→ EXERCISE TASK
Pull every line containing "time" out of the material below.

Dataset rows
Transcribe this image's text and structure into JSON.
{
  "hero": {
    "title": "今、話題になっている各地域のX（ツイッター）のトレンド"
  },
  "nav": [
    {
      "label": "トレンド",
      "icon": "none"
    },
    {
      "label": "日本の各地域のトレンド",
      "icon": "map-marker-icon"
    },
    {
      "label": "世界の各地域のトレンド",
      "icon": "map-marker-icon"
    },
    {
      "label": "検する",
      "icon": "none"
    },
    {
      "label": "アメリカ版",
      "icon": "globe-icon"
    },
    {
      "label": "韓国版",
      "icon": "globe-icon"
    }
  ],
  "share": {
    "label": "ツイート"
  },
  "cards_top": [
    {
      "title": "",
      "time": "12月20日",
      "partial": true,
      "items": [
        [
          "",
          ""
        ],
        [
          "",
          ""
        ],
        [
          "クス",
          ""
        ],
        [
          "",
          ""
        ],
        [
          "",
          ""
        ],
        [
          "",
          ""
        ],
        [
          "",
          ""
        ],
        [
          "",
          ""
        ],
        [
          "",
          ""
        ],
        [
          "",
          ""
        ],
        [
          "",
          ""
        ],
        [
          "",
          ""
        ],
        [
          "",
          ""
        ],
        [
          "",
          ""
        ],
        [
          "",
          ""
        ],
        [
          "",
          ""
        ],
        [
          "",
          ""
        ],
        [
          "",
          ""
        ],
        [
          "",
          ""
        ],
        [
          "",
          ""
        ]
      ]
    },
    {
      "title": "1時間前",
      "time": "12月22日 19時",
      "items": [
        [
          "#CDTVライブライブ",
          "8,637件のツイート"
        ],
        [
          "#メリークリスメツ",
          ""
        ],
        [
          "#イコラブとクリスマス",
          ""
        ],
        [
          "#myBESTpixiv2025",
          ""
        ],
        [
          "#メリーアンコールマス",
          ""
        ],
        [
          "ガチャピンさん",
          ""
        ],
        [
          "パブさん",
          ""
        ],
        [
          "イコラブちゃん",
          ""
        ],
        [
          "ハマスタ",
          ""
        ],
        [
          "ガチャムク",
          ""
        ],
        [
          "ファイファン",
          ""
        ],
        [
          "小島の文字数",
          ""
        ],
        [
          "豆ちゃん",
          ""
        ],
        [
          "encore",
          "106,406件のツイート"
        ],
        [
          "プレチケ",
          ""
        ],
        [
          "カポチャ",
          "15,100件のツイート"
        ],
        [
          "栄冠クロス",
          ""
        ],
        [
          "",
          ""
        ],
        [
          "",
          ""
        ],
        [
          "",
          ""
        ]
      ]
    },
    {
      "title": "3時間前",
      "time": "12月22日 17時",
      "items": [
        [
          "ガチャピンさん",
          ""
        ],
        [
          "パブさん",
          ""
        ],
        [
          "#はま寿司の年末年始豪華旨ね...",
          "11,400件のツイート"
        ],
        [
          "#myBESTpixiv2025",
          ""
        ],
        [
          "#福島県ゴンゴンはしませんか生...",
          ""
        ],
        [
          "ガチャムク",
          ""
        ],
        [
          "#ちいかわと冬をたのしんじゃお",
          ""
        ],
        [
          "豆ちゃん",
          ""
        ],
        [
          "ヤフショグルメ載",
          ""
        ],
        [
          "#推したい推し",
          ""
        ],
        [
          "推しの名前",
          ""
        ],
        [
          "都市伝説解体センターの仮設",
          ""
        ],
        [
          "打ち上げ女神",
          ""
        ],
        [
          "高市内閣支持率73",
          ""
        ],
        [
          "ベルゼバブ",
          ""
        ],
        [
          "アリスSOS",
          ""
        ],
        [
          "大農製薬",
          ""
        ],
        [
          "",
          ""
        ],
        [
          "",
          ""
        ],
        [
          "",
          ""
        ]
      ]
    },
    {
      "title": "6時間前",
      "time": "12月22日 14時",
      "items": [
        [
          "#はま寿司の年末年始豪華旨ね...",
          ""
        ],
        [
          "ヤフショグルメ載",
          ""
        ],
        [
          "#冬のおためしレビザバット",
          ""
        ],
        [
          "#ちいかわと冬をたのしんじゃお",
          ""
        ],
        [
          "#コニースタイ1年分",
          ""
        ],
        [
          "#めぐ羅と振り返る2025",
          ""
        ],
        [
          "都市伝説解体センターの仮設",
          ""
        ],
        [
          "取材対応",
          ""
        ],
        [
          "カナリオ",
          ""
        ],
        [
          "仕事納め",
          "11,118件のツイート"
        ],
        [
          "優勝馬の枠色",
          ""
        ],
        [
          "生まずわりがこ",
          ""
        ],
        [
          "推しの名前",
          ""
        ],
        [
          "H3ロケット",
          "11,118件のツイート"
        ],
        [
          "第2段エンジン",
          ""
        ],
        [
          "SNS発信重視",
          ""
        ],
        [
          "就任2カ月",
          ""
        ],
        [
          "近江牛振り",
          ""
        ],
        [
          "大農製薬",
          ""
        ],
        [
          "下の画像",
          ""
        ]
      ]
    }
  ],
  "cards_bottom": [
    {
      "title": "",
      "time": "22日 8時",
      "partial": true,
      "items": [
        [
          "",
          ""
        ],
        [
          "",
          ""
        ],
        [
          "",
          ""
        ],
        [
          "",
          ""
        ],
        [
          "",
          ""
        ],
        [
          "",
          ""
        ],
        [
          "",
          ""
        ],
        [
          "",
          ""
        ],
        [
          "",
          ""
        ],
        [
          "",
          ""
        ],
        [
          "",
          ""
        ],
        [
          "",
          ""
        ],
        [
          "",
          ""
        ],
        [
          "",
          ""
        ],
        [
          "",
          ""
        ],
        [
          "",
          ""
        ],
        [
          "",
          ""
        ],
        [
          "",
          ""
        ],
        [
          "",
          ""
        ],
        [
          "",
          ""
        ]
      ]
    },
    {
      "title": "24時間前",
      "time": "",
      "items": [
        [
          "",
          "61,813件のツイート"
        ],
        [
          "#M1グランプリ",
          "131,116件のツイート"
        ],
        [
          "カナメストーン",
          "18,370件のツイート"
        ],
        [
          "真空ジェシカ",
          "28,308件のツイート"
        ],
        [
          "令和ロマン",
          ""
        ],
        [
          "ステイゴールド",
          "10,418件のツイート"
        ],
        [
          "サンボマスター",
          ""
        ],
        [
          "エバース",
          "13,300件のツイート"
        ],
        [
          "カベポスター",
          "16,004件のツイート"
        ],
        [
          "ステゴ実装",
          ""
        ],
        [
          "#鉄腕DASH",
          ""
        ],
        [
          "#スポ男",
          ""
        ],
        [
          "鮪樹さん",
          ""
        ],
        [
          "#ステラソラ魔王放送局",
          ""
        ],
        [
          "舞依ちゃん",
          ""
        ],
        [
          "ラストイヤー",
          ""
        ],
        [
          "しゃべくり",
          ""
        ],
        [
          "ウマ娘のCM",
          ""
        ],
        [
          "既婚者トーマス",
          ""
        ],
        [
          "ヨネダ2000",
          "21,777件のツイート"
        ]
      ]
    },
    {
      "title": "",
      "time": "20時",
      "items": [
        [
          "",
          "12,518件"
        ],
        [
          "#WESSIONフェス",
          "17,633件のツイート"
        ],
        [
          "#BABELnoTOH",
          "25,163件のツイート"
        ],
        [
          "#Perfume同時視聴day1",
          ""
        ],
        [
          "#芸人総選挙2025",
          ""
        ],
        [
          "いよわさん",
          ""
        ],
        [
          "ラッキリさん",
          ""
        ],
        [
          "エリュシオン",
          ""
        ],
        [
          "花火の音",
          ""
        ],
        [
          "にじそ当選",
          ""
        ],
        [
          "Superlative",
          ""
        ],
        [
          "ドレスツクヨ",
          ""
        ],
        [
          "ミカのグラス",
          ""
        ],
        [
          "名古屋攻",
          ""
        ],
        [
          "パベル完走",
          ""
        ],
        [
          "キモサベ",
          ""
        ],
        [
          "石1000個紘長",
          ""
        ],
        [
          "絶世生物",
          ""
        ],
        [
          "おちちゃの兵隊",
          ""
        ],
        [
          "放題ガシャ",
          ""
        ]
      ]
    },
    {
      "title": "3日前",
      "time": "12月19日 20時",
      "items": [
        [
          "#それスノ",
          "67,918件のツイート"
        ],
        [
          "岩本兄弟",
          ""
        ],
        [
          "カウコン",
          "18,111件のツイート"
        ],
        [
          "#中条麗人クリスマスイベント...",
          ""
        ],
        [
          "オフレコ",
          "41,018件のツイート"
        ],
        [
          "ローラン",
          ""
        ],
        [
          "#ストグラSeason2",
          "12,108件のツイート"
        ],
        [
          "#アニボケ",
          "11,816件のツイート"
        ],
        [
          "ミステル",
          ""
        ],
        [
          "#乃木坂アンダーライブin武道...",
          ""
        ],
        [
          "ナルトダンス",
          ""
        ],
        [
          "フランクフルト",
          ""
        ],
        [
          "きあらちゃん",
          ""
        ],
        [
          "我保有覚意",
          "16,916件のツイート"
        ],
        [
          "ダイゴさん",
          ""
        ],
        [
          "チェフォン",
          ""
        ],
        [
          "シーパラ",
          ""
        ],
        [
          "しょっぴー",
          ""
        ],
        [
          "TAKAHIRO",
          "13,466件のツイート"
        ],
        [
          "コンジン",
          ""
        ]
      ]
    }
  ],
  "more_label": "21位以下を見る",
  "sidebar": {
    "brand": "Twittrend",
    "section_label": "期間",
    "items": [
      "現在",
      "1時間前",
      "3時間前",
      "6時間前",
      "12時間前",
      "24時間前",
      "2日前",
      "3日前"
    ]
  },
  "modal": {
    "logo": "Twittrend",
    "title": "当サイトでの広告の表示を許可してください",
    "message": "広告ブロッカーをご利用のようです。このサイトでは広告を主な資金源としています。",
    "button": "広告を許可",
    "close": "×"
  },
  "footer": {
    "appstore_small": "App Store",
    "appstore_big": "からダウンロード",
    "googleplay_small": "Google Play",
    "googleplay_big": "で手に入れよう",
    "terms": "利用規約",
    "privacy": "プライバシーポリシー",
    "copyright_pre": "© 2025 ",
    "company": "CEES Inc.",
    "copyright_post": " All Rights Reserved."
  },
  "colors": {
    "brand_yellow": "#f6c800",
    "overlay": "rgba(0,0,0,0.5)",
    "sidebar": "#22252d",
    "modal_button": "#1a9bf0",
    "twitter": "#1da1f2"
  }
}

→ RESPONSE TO THE EXERCISE
      "time": "12月20日",
      "time": "12月22日 19時",
      "time": "12月22日 17時",
      "time": "12月22日 14時",
      "time": "22日 8時",
      "time": "",
      "time": "20時",
      "time": "12月19日 20時",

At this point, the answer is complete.